» THE TASK: Look for the string "방탄소년단" in every line, and copy each line that has it.

» SOURCE DATA:
═══
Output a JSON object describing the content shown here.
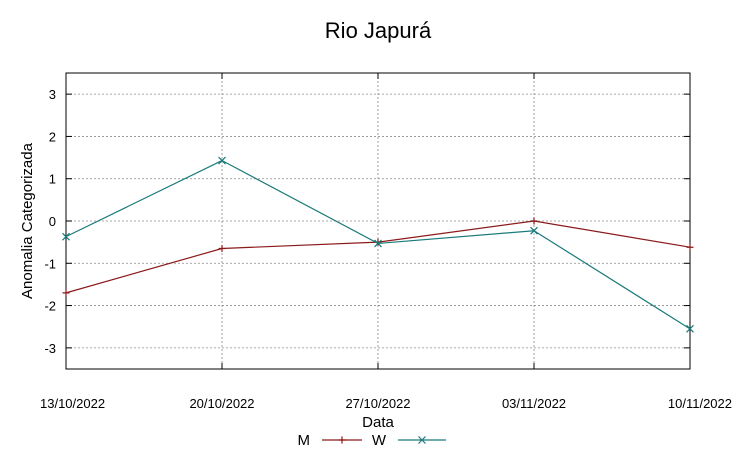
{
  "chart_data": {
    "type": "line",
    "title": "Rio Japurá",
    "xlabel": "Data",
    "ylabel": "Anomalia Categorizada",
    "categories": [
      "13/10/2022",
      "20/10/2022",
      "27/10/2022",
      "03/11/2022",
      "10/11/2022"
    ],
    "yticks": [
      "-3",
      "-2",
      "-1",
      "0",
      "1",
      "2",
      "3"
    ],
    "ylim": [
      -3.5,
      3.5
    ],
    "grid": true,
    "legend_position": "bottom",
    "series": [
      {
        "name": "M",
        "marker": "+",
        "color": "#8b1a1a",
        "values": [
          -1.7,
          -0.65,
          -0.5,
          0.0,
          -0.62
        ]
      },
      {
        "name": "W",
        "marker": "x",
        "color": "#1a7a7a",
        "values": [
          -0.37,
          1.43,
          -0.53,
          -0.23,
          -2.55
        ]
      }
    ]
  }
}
═══
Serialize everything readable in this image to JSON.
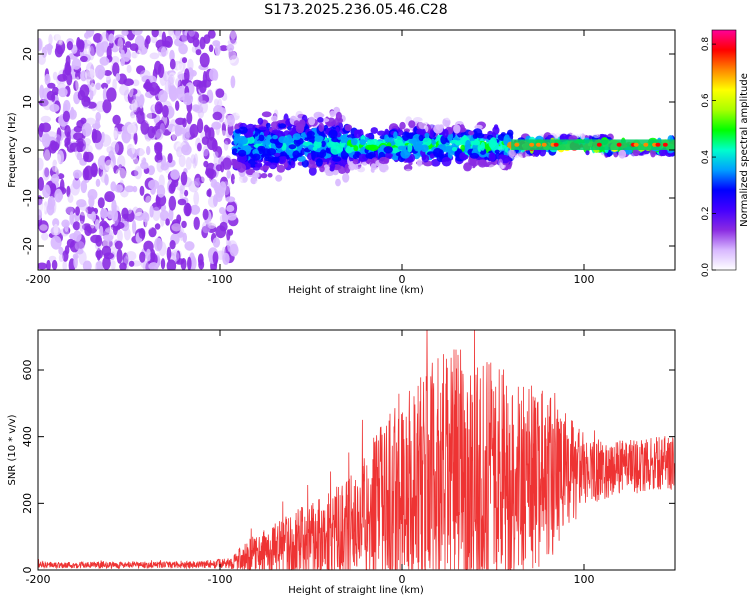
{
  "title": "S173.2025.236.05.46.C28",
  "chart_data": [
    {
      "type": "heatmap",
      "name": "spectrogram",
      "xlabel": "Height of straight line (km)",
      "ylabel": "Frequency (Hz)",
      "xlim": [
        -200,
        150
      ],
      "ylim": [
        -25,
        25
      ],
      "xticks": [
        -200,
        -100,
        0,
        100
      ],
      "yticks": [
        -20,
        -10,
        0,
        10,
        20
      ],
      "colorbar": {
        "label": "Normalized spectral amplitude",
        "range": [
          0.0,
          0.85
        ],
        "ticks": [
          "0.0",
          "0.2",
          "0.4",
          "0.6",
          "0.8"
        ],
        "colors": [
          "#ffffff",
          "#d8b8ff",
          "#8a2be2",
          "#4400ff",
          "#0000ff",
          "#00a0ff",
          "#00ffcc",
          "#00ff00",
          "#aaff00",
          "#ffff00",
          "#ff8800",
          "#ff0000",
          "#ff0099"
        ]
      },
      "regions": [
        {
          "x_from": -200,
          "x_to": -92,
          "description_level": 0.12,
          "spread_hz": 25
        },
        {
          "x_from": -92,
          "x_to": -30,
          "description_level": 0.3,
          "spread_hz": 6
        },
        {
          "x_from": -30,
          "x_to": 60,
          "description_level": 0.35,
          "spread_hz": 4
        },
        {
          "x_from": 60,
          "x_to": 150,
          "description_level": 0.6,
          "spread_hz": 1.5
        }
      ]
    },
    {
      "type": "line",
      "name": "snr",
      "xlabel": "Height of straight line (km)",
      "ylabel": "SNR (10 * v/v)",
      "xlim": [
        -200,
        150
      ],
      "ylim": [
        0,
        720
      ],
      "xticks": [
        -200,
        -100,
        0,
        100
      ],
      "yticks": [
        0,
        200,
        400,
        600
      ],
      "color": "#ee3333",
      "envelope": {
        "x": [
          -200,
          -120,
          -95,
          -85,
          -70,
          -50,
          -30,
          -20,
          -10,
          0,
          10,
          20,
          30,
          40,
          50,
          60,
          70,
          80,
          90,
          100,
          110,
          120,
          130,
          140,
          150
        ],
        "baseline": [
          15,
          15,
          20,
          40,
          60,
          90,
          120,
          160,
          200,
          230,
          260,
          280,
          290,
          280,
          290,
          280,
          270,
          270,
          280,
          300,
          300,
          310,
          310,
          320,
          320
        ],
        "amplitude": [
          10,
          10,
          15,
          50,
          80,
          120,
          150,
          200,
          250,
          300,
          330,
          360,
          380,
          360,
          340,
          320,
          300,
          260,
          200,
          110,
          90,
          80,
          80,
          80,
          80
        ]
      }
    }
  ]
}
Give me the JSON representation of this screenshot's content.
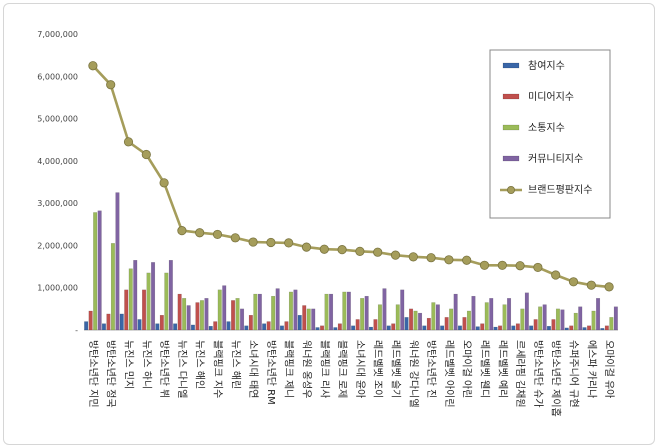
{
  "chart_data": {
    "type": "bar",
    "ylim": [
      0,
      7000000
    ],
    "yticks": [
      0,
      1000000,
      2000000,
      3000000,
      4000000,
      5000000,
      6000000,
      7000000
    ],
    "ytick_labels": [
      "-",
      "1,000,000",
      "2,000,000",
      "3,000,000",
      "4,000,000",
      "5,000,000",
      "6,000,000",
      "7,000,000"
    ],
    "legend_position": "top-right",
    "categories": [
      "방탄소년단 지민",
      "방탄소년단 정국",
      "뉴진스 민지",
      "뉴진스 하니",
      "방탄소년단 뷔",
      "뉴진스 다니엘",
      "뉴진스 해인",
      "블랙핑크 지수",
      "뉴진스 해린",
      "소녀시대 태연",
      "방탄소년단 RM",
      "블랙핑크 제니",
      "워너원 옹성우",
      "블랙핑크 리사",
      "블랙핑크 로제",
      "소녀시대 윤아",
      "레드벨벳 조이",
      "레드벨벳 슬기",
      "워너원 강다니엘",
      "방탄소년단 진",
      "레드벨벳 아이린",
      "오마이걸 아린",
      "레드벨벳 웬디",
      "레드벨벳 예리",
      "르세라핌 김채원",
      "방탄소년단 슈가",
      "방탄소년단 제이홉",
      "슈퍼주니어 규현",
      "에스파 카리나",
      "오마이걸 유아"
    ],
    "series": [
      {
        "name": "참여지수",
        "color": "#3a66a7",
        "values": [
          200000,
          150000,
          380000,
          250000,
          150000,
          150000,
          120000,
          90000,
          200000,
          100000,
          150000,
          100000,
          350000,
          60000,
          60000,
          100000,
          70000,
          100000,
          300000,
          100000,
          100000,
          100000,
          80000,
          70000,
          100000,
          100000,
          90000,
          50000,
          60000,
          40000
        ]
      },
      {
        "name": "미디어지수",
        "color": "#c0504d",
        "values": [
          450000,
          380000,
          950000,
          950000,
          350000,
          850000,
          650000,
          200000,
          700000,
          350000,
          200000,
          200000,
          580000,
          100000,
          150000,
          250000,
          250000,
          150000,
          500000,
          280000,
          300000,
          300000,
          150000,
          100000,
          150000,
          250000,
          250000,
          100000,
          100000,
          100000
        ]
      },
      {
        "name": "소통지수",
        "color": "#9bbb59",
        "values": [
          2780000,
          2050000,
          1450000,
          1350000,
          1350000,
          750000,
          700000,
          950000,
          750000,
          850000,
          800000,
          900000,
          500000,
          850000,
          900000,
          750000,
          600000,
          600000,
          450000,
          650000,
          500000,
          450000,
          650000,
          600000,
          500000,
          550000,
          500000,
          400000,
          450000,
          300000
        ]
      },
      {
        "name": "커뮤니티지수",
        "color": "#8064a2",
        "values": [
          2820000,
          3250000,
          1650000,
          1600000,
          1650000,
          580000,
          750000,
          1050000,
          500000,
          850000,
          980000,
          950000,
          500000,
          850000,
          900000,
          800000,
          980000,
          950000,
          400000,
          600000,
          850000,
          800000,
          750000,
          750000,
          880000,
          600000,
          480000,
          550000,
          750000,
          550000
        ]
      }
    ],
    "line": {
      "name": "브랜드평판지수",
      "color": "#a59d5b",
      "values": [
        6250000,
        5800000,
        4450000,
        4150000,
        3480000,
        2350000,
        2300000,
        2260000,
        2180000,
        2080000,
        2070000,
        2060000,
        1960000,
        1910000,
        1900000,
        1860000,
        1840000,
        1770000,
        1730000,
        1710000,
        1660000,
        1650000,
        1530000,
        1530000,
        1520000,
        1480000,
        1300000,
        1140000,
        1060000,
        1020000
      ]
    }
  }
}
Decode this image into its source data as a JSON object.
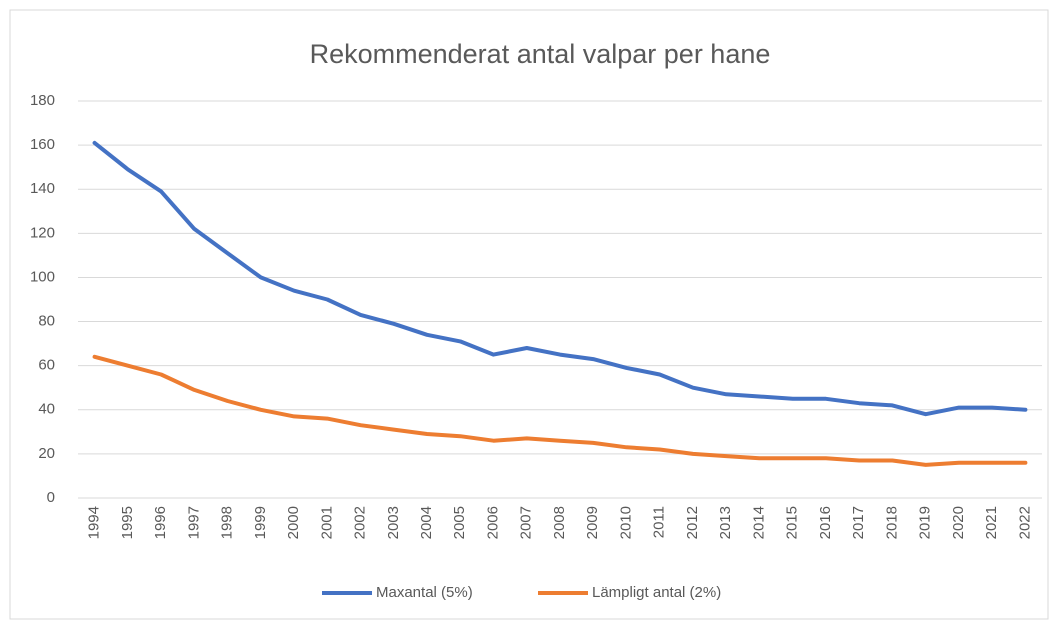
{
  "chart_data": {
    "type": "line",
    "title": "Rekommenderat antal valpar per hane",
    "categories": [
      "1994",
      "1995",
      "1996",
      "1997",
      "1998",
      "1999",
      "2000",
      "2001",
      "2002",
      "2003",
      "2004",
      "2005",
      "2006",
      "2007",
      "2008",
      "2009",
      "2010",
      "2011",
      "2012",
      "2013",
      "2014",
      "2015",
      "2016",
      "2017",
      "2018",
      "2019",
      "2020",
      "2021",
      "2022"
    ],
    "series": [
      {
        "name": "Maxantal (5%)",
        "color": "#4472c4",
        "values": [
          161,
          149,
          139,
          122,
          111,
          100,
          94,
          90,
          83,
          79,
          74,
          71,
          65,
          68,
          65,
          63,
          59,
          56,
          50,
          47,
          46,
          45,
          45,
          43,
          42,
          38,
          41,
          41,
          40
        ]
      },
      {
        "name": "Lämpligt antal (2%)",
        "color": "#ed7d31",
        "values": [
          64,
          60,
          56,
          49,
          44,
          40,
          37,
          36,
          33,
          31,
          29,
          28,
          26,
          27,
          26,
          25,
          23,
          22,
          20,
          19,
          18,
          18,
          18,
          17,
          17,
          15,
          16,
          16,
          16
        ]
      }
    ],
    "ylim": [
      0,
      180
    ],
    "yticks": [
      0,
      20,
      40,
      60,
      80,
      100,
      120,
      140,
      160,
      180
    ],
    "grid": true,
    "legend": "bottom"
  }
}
═══
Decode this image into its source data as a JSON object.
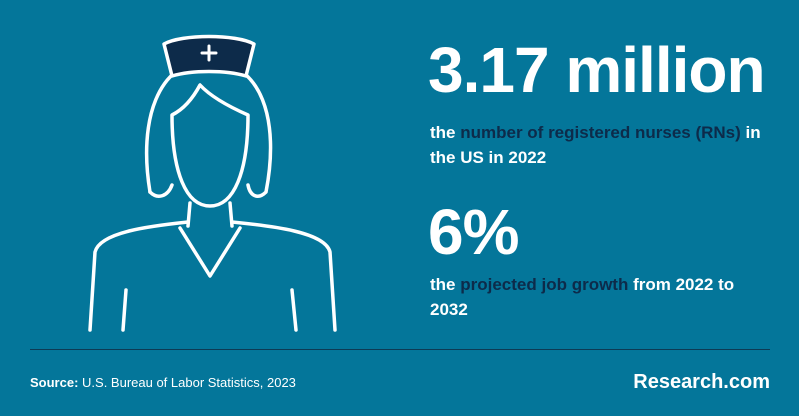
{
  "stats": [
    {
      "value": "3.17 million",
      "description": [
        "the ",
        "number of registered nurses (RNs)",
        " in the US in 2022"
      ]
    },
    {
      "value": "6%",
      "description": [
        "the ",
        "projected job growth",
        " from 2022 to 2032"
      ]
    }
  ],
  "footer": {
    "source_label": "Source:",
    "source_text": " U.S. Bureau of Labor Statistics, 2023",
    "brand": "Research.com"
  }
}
═══
» EXERCISE ANSWER:
      "방탄소년단 지민",
      "방탄소년단 정국",
      "방탄소년단 뷔",
      "방탄소년단 RM",
      "방탄소년단 진",
      "방탄소년단 슈가",
      "방탄소년단 제이홉",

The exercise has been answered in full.